-- START TASK MATERIAL --

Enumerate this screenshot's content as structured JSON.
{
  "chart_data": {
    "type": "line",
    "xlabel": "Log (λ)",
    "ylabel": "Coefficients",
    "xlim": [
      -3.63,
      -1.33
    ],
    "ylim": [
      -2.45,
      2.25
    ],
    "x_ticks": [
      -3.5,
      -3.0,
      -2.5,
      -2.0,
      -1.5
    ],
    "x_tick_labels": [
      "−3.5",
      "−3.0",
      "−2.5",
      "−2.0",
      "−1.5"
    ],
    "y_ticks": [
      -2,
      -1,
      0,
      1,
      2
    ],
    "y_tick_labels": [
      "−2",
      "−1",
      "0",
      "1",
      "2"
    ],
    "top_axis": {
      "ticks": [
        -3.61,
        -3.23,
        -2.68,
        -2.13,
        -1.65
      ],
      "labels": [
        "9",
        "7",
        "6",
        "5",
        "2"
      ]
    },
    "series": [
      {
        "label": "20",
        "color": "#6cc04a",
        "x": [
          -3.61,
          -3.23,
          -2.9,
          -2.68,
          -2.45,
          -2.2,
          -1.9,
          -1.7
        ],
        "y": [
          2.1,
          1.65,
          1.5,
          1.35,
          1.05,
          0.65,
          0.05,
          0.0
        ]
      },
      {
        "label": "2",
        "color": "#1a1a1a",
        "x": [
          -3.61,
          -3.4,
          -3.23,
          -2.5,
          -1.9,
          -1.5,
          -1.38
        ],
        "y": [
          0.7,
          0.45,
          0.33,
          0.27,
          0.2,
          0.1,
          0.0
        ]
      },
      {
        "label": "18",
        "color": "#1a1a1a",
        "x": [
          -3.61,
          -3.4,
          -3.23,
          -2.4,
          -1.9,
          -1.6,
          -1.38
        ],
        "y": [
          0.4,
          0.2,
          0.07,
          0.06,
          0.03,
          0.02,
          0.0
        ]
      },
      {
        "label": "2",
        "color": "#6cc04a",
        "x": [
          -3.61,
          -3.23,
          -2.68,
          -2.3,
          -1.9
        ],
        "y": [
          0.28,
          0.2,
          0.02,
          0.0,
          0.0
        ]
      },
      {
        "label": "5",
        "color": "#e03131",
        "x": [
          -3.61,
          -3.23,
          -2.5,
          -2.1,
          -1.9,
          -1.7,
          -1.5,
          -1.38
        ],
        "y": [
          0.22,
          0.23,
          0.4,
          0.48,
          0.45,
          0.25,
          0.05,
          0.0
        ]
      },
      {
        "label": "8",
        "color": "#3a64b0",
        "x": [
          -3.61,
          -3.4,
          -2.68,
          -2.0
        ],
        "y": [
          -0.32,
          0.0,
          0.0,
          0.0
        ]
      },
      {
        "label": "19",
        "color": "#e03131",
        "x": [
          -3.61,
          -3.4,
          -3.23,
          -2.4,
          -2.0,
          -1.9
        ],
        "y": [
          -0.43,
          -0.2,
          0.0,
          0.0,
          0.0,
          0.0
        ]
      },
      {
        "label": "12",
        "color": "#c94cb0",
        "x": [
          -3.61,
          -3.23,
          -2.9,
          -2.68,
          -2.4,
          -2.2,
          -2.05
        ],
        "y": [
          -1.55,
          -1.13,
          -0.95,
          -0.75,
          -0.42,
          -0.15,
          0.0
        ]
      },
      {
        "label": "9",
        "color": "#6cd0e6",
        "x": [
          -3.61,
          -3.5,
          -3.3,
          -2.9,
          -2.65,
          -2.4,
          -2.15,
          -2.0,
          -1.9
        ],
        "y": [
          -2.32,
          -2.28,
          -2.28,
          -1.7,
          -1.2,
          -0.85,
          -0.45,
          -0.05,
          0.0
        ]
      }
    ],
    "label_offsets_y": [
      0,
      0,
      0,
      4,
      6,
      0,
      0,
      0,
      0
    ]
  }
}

-- END TASK MATERIAL --

■ YOUR GOAL
Type out the entries again, word for word.

■ TASK ANSWER
Enumerate this screenshot's content as structured JSON.
{
  "chart_data": {
    "type": "line",
    "xlabel": "Log (λ)",
    "ylabel": "Coefficients",
    "xlim": [
      -3.63,
      -1.33
    ],
    "ylim": [
      -2.45,
      2.25
    ],
    "x_ticks": [
      -3.5,
      -3.0,
      -2.5,
      -2.0,
      -1.5
    ],
    "x_tick_labels": [
      "−3.5",
      "−3.0",
      "−2.5",
      "−2.0",
      "−1.5"
    ],
    "y_ticks": [
      -2,
      -1,
      0,
      1,
      2
    ],
    "y_tick_labels": [
      "−2",
      "−1",
      "0",
      "1",
      "2"
    ],
    "top_axis": {
      "ticks": [
        -3.61,
        -3.23,
        -2.68,
        -2.13,
        -1.65
      ],
      "labels": [
        "9",
        "7",
        "6",
        "5",
        "2"
      ]
    },
    "series": [
      {
        "label": "20",
        "color": "#6cc04a",
        "x": [
          -3.61,
          -3.23,
          -2.9,
          -2.68,
          -2.45,
          -2.2,
          -1.9,
          -1.7
        ],
        "y": [
          2.1,
          1.65,
          1.5,
          1.35,
          1.05,
          0.65,
          0.05,
          0.0
        ]
      },
      {
        "label": "2",
        "color": "#1a1a1a",
        "x": [
          -3.61,
          -3.4,
          -3.23,
          -2.5,
          -1.9,
          -1.5,
          -1.38
        ],
        "y": [
          0.7,
          0.45,
          0.33,
          0.27,
          0.2,
          0.1,
          0.0
        ]
      },
      {
        "label": "18",
        "color": "#1a1a1a",
        "x": [
          -3.61,
          -3.4,
          -3.23,
          -2.4,
          -1.9,
          -1.6,
          -1.38
        ],
        "y": [
          0.4,
          0.2,
          0.07,
          0.06,
          0.03,
          0.02,
          0.0
        ]
      },
      {
        "label": "2",
        "color": "#6cc04a",
        "x": [
          -3.61,
          -3.23,
          -2.68,
          -2.3,
          -1.9
        ],
        "y": [
          0.28,
          0.2,
          0.02,
          0.0,
          0.0
        ]
      },
      {
        "label": "5",
        "color": "#e03131",
        "x": [
          -3.61,
          -3.23,
          -2.5,
          -2.1,
          -1.9,
          -1.7,
          -1.5,
          -1.38
        ],
        "y": [
          0.22,
          0.23,
          0.4,
          0.48,
          0.45,
          0.25,
          0.05,
          0.0
        ]
      },
      {
        "label": "8",
        "color": "#3a64b0",
        "x": [
          -3.61,
          -3.4,
          -2.68,
          -2.0
        ],
        "y": [
          -0.32,
          0.0,
          0.0,
          0.0
        ]
      },
      {
        "label": "19",
        "color": "#e03131",
        "x": [
          -3.61,
          -3.4,
          -3.23,
          -2.4,
          -2.0,
          -1.9
        ],
        "y": [
          -0.43,
          -0.2,
          0.0,
          0.0,
          0.0,
          0.0
        ]
      },
      {
        "label": "12",
        "color": "#c94cb0",
        "x": [
          -3.61,
          -3.23,
          -2.9,
          -2.68,
          -2.4,
          -2.2,
          -2.05
        ],
        "y": [
          -1.55,
          -1.13,
          -0.95,
          -0.75,
          -0.42,
          -0.15,
          0.0
        ]
      },
      {
        "label": "9",
        "color": "#6cd0e6",
        "x": [
          -3.61,
          -3.5,
          -3.3,
          -2.9,
          -2.65,
          -2.4,
          -2.15,
          -2.0,
          -1.9
        ],
        "y": [
          -2.32,
          -2.28,
          -2.28,
          -1.7,
          -1.2,
          -0.85,
          -0.45,
          -0.05,
          0.0
        ]
      }
    ],
    "label_offsets_y": [
      0,
      0,
      0,
      4,
      6,
      0,
      0,
      0,
      0
    ]
  }
}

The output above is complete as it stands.